**Work to be completed**
What date appears at the top of the blog post below?

**Extract**
Tuesday, November 9, 2010

Shared my secret. Nevermind me.

Following my footsteps home. This time I'm walking all alone. Trying to be someone I don't even know. I feel like a shadow. Walking behind who you think I am.


The dizziness just compliments. This failure of a girl. Im settled now. The show of mine consumes me. But every pound I shed. Speaks volumes of my lack of self control.


 

I got used to the treadmill love.
Where no matter how fast you run. You're stuck at the starting point.
Only exhausted.

Self-fulfilling prophecy. I swear to you I’ll never eat again.


“ I wish you could see yourself through my eyes, there is no reason to cling to unnecessary lies.”




My best friend and pastor knows about my ed. For the past couple of months he has tried to help is everyway possible. He says he won’t leave me. He says no matter what he would be there for me. The other night, I confessed to him something I have never told anyone-about what could have influenced my disorder. He never gets mad when I tell him things. Usually I feel somewhat relieved that I told someone. This time I immediately wanted to take what I said back. I just got the feeling that it was ONE BIG MISTAKE.

I seriously feel like I want to runaway and never see him again. I feel like I just let him in and Ana hates it. I hate it.

I explained to him how I just want someone to understand my pain. I thought by telling him my secret he would see and understand. I was wrong. So wrong. I thought maybe telling him would show him my pain. Apparently not. I’m so frustrated. Why did I ever tell him anything in the first place….

“I’ll swear to you I’ll never trust again.”

**Record extracts**

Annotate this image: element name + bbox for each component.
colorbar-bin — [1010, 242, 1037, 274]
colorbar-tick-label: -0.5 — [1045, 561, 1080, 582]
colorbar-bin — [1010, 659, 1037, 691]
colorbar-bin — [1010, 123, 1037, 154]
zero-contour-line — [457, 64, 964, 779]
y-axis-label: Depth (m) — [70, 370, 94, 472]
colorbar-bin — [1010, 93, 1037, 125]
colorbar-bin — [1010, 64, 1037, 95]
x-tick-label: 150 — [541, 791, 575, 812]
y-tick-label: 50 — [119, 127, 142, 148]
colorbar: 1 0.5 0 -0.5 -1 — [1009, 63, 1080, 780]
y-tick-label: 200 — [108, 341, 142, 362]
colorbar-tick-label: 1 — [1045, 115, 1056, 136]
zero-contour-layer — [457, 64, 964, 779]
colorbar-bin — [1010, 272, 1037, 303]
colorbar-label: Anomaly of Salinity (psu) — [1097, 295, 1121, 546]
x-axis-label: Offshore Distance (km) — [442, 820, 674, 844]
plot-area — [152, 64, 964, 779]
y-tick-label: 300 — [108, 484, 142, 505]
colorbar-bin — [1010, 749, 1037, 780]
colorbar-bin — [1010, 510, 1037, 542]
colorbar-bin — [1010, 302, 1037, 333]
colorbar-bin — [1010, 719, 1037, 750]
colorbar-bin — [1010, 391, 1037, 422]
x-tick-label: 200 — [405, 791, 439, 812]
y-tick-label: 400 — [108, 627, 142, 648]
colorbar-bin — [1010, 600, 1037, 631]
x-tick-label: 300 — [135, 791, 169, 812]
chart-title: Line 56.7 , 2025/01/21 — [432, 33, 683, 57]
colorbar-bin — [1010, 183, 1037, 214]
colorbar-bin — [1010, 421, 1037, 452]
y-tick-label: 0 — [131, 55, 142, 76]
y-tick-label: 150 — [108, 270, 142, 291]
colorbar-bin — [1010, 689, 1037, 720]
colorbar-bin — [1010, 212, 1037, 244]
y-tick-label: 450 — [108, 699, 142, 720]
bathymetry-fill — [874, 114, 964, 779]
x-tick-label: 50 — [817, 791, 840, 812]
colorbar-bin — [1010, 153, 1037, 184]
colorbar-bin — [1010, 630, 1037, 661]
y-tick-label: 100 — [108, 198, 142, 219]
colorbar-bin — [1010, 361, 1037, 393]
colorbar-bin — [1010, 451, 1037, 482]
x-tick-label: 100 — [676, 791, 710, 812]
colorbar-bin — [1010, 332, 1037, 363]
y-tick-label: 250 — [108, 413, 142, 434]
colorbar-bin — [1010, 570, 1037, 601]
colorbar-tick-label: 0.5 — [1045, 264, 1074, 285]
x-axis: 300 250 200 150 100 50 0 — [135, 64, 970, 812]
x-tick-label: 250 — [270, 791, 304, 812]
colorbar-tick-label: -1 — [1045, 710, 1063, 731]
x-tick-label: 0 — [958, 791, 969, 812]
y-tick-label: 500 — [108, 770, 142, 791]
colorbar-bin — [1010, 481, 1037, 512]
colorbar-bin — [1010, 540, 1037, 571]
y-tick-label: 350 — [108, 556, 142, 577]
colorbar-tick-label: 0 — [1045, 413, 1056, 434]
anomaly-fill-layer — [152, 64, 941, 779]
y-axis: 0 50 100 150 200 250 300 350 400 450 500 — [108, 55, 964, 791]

**Exercise output**
Tuesday, November 9, 2010